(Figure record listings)

>>>>>

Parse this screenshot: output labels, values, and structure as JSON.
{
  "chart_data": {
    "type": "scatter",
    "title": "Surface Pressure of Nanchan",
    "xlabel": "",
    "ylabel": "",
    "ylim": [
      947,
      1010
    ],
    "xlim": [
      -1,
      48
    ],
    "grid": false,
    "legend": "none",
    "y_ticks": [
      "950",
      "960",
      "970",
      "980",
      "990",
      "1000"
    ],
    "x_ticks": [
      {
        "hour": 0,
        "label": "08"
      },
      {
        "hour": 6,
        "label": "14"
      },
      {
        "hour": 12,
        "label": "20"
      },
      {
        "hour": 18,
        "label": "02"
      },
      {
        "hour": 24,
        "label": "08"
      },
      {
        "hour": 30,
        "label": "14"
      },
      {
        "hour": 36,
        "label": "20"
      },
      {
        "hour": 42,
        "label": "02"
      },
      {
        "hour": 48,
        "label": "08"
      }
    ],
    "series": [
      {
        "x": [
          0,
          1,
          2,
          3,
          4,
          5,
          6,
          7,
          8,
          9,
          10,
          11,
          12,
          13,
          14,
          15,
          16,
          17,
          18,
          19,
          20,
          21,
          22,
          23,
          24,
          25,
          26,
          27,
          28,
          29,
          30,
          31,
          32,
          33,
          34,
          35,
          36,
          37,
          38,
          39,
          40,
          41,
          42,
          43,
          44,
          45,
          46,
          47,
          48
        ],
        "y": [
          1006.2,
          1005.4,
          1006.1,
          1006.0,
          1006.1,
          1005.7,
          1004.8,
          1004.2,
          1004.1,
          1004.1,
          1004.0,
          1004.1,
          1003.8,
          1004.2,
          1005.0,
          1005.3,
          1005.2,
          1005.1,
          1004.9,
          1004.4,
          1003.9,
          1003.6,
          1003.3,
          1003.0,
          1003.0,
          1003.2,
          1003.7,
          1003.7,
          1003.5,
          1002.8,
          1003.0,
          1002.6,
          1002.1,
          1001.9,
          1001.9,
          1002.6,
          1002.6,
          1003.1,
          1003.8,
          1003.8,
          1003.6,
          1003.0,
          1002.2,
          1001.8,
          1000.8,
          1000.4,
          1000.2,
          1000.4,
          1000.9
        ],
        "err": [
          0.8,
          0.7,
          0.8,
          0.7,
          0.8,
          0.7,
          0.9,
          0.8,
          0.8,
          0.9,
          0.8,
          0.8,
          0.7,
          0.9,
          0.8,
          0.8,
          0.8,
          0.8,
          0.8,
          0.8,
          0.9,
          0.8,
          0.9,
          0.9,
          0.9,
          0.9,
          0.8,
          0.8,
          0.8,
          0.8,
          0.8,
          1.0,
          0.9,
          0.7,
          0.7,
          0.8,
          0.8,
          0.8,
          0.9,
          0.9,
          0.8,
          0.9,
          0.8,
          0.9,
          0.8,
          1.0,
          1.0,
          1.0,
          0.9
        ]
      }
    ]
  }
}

<<<<<

Work instructions –
Return every line of the preceding records in which the word "hour" appears.

Solution –
        "hour": 0,
        "hour": 6,
        "hour": 12,
        "hour": 18,
        "hour": 24,
        "hour": 30,
        "hour": 36,
        "hour": 42,
        "hour": 48,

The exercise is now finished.